Ronald Person: Neben unseren klassischen Bildungsangeboten vor Ort bieten wir schon seit Jahren mit großem Erfolg Schulungen im Rahmen unserer Online-Akademie an. Grund der Einführung dieser Angebote war seinerzeit, dass wir damit sehr viele spezialisierte Inhalte anbieten können, für die es sonst an einem Standort keinen (Teilnehmer-) Markt gäbe. Diese Schulungsform trifft auf große Akzeptanz und wird von Teilnehmern aller Altersklassen gern genutzt. Grenzen bei der Ausbreitung dieser Angebote sind vor allem im Bereich der praktischen Tätigkeiten im gewerblichen Bereich gegeben. Maschinen- und Handarbeit sind für die erfolgreiche Umschulung/Qualifizierung unbedingt notwendig und lassen sich nur sehr eingeschränkt digital vermitteln.

Die Veränderung in der Bevölkerungsstruktur mit Flüchtlingen und mehr Migranten führt zu veränderten Lerninhalten. Wie reagiert Ihre Einrichtung darauf?

_Kurze Aufgabe A_. Aus welchem Grund wurden die Schulungen der Online-Akademie laut dem Lesetext eingeführt? Antworten Sie in ein bis drei Sätzen.
_Kurze Aufgabe B_. Ersetzen Sie in den Datensätzen „Add To Cart“ durch „Buy Now“. Geben Sie dabei nur die Zeilen vom Anfang der Datensätze bis einschließlich der Zeile mit „svg-text:12: 12 xyxy=(688,836,719,864)“ wieder und lassen Sie alles andere unverändert.

_Datensätze_.
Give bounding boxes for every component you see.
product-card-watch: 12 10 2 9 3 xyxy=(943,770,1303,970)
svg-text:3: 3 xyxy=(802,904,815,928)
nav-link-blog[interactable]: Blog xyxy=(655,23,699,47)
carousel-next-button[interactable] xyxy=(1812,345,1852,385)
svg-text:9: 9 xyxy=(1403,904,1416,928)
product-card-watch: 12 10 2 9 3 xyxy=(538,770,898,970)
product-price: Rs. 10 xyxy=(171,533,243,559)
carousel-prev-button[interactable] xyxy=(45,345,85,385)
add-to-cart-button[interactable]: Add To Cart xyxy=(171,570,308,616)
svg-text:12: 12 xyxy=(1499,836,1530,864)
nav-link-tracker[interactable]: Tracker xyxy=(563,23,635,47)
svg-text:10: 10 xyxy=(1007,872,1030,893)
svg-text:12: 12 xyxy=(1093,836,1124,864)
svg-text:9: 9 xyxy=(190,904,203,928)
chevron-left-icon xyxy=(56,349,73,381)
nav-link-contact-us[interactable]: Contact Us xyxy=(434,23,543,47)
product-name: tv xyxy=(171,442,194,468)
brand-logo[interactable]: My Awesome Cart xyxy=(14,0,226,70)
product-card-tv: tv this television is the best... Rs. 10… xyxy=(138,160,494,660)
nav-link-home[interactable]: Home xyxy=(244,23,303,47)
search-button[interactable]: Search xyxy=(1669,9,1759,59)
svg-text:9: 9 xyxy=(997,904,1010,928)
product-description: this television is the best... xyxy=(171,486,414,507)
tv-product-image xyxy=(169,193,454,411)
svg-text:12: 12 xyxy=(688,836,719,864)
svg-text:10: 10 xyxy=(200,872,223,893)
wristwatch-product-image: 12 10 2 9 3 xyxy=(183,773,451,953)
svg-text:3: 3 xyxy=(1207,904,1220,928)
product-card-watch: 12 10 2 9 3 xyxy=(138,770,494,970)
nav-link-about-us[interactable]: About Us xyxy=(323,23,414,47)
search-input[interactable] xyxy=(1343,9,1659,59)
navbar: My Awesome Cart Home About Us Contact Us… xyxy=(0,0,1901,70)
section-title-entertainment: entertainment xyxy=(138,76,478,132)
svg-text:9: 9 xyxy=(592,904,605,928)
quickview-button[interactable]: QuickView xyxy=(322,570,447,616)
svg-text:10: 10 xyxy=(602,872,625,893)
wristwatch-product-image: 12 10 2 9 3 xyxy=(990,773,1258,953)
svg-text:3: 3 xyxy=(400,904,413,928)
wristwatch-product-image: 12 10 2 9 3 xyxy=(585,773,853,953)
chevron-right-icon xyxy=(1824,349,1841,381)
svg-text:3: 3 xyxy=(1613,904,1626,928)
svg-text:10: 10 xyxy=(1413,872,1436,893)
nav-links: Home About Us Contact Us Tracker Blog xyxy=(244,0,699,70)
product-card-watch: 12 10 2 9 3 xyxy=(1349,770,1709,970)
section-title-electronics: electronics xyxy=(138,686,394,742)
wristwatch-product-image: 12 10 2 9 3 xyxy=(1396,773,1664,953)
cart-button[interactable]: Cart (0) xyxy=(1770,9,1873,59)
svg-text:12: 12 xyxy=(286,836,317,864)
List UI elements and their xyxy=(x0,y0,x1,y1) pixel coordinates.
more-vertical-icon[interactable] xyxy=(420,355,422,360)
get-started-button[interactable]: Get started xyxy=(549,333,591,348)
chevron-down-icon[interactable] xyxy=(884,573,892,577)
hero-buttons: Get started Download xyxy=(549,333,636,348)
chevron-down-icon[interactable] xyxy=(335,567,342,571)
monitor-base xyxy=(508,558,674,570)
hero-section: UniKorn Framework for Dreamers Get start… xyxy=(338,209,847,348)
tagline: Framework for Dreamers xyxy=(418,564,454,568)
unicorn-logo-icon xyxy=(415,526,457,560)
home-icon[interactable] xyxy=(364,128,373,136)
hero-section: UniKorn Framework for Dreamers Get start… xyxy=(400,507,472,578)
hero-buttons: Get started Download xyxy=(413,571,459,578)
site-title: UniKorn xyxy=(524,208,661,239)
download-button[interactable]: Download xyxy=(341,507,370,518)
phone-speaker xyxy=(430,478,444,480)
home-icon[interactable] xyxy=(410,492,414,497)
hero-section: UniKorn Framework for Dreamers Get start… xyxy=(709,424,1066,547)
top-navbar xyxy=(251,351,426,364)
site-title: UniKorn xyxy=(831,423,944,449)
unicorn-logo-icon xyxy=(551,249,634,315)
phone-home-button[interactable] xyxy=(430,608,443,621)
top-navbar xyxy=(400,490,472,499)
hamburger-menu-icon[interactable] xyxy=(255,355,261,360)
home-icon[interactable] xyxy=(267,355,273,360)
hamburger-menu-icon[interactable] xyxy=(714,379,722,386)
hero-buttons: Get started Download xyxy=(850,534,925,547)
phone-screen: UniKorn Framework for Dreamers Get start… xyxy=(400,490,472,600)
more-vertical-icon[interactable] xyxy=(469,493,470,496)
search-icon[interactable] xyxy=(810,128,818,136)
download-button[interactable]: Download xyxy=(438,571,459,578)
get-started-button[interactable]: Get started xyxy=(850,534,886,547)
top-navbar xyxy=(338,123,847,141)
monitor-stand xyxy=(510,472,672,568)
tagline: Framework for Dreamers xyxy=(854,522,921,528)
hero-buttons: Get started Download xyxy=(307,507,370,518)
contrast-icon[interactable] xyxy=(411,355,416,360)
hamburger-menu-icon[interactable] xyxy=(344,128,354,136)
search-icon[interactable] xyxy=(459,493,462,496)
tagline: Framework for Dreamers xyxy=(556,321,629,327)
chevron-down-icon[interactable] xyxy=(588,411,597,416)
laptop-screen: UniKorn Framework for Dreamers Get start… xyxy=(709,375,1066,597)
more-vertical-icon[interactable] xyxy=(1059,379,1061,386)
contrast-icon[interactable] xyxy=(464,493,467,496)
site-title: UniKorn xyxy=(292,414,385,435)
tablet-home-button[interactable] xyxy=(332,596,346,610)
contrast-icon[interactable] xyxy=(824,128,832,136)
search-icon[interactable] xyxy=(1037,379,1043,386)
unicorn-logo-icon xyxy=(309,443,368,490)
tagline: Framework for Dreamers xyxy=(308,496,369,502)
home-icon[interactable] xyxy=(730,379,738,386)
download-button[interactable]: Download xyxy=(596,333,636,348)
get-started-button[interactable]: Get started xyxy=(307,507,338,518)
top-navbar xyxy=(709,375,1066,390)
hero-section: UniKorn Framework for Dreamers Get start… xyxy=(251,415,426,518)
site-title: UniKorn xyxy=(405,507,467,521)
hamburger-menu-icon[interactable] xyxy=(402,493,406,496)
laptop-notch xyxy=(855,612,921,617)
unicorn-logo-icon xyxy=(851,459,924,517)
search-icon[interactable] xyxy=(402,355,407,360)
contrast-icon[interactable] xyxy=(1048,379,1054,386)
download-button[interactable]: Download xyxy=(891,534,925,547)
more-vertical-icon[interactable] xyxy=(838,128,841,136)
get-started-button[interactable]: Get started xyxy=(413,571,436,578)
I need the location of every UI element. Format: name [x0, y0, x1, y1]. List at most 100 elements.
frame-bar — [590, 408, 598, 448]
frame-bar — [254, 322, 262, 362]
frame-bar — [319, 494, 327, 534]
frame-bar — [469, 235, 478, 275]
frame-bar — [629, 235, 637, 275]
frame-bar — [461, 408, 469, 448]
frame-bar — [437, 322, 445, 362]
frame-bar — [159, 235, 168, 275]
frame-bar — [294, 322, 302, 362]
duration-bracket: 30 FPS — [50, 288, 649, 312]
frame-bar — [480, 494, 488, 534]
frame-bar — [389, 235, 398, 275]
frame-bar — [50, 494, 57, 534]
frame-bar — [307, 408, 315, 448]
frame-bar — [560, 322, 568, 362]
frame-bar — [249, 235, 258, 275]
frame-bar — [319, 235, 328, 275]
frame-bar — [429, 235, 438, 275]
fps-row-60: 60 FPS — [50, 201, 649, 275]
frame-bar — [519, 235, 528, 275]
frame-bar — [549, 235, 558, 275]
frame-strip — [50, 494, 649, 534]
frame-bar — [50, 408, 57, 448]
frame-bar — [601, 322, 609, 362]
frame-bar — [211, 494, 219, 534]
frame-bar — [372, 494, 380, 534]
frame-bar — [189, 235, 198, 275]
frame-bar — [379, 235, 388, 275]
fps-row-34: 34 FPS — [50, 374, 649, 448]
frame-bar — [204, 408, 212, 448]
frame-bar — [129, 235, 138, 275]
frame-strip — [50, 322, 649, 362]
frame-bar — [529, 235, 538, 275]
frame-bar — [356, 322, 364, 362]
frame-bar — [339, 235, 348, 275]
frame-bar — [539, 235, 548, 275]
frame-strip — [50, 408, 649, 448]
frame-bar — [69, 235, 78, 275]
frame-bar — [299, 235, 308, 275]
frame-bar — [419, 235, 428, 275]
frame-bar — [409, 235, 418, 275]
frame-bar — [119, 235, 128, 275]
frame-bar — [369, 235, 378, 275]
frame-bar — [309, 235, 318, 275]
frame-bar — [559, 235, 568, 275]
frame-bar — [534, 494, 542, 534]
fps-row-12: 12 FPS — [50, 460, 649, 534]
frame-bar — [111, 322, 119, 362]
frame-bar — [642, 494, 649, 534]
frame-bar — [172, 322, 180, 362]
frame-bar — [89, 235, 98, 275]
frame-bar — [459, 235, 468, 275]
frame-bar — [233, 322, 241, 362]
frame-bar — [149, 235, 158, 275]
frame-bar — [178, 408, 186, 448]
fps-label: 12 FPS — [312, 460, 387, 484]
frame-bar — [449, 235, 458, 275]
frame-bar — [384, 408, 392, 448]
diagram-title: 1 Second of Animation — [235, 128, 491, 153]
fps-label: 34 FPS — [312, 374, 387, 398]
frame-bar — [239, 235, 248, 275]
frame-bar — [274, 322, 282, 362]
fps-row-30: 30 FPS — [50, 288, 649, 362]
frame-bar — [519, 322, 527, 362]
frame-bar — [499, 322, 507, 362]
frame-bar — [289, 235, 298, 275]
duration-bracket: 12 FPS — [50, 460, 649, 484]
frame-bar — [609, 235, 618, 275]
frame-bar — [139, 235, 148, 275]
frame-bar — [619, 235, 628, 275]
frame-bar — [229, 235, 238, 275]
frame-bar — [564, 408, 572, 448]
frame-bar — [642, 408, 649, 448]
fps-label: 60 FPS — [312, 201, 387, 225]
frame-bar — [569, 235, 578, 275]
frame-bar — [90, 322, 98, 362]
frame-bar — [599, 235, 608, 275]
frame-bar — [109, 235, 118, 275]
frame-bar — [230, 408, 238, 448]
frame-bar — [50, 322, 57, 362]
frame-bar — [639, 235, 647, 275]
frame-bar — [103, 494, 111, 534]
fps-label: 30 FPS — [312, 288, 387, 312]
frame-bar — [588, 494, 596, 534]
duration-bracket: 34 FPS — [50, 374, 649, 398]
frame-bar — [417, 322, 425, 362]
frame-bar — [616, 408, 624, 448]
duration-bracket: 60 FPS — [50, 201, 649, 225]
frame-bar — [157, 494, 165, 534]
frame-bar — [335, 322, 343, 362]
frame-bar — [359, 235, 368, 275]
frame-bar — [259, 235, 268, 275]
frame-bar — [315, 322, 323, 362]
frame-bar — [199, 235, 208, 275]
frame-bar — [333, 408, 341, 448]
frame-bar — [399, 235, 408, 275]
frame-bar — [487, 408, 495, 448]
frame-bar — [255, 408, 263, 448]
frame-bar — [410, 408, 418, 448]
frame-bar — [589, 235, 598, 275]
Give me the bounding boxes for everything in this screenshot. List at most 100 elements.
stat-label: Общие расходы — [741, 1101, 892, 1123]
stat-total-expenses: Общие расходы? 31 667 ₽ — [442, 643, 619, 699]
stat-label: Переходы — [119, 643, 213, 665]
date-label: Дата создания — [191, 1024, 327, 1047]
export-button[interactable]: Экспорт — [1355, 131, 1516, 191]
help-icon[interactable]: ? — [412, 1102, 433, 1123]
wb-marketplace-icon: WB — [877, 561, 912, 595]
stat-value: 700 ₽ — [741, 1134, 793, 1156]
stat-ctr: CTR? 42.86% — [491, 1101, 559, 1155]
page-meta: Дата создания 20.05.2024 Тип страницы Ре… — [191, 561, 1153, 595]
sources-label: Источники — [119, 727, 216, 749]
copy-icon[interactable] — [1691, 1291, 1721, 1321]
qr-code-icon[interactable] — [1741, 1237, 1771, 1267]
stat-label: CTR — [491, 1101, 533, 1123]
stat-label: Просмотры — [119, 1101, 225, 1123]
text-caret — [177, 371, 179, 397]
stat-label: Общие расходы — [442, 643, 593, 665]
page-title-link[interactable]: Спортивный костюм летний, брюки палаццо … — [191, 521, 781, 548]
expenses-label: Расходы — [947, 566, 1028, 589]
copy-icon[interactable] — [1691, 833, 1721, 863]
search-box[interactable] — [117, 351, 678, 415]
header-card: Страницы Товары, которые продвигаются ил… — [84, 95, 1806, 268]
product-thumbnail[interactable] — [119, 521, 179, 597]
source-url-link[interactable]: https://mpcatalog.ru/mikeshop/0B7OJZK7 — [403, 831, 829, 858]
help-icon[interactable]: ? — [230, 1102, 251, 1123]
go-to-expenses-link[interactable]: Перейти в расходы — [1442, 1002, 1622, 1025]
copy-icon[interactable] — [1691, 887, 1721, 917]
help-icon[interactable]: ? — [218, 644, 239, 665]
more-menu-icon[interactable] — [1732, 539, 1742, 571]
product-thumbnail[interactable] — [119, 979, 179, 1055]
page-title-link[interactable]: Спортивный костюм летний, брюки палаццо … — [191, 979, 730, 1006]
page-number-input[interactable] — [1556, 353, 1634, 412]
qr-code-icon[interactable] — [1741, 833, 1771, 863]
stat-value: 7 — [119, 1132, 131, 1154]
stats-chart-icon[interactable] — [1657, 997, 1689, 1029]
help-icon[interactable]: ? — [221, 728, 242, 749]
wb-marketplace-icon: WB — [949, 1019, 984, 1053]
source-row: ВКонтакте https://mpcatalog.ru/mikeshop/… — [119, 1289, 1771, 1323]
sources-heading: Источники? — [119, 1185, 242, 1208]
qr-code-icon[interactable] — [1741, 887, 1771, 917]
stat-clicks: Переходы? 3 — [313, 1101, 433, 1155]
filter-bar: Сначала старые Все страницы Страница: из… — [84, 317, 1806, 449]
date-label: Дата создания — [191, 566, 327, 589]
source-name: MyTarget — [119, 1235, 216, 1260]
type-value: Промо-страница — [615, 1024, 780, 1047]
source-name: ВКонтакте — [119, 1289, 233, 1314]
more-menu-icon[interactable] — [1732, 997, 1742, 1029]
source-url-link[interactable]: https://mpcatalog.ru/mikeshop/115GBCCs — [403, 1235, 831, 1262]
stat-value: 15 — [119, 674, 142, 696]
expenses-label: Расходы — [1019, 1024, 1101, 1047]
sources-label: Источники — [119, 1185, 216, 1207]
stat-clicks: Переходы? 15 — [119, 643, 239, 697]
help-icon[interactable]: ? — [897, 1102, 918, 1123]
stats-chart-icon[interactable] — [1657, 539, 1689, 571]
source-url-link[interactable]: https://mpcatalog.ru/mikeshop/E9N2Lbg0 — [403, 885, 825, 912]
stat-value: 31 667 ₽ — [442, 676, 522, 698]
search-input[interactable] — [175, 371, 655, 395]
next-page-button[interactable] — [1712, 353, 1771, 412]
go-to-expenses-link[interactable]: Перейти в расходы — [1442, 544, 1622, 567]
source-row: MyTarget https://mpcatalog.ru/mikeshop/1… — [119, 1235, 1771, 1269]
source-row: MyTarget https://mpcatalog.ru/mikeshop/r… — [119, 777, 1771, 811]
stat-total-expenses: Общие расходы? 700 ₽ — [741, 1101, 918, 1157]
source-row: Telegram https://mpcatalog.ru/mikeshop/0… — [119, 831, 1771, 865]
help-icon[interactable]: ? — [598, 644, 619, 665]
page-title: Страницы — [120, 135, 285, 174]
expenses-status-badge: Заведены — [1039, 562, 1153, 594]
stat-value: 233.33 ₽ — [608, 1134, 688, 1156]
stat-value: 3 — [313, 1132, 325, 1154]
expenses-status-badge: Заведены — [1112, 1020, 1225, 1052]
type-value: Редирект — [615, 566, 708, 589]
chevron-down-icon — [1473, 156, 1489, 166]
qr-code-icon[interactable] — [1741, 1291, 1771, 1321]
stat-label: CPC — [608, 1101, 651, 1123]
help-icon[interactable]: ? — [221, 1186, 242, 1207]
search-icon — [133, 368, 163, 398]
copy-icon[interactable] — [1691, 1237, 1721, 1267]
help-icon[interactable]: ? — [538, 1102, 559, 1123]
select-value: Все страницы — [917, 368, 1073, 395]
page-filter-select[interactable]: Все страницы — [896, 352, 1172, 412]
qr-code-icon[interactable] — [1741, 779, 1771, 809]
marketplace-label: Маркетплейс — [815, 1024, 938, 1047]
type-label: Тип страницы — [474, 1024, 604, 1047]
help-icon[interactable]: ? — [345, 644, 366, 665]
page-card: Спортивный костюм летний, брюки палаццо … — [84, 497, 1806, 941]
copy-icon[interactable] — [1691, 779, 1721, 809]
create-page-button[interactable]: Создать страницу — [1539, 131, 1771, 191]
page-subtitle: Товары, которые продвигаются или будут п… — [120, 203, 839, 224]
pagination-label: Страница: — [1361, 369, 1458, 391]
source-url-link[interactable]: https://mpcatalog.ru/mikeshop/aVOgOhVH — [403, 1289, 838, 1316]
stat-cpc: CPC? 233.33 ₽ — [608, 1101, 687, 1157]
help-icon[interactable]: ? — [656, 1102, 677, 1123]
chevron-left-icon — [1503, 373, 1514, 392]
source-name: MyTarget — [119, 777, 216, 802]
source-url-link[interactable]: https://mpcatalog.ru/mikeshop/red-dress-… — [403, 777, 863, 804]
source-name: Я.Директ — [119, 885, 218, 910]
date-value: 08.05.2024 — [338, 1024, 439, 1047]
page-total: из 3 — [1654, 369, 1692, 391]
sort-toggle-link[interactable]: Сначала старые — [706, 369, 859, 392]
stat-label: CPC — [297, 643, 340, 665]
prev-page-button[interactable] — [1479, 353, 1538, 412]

_Antwort zur Übung A_. Die Online-Schulungen wurden eingeführt, weil sich damit sehr viele spezialisierte Inhalte anbieten lassen. Für diese Inhalte gäbe es an einem einzelnen Standort sonst keinen Teilnehmermarkt.

_Antwort zur Übung B_.
Give bounding boxes for every component you see.
product-card-watch: 12 10 2 9 3 xyxy=(943,770,1303,970)
svg-text:3: 3 xyxy=(802,904,815,928)
nav-link-blog[interactable]: Blog xyxy=(655,23,699,47)
carousel-next-button[interactable] xyxy=(1812,345,1852,385)
svg-text:9: 9 xyxy=(1403,904,1416,928)
product-card-watch: 12 10 2 9 3 xyxy=(538,770,898,970)
product-price: Rs. 10 xyxy=(171,533,243,559)
carousel-prev-button[interactable] xyxy=(45,345,85,385)
add-to-cart-button[interactable]: Buy Now xyxy=(171,570,308,616)
svg-text:12: 12 xyxy=(1499,836,1530,864)
nav-link-tracker[interactable]: Tracker xyxy=(563,23,635,47)
svg-text:10: 10 xyxy=(1007,872,1030,893)
svg-text:12: 12 xyxy=(1093,836,1124,864)
svg-text:9: 9 xyxy=(190,904,203,928)
chevron-left-icon xyxy=(56,349,73,381)
nav-link-contact-us[interactable]: Contact Us xyxy=(434,23,543,47)
product-name: tv xyxy=(171,442,194,468)
brand-logo[interactable]: My Awesome Cart xyxy=(14,0,226,70)
product-card-tv: tv this television is the best... Rs. 10… xyxy=(138,160,494,660)
nav-link-home[interactable]: Home xyxy=(244,23,303,47)
search-button[interactable]: Search xyxy=(1669,9,1759,59)
svg-text:9: 9 xyxy=(997,904,1010,928)
product-description: this television is the best... xyxy=(171,486,414,507)
tv-product-image xyxy=(169,193,454,411)
svg-text:12: 12 xyxy=(688,836,719,864)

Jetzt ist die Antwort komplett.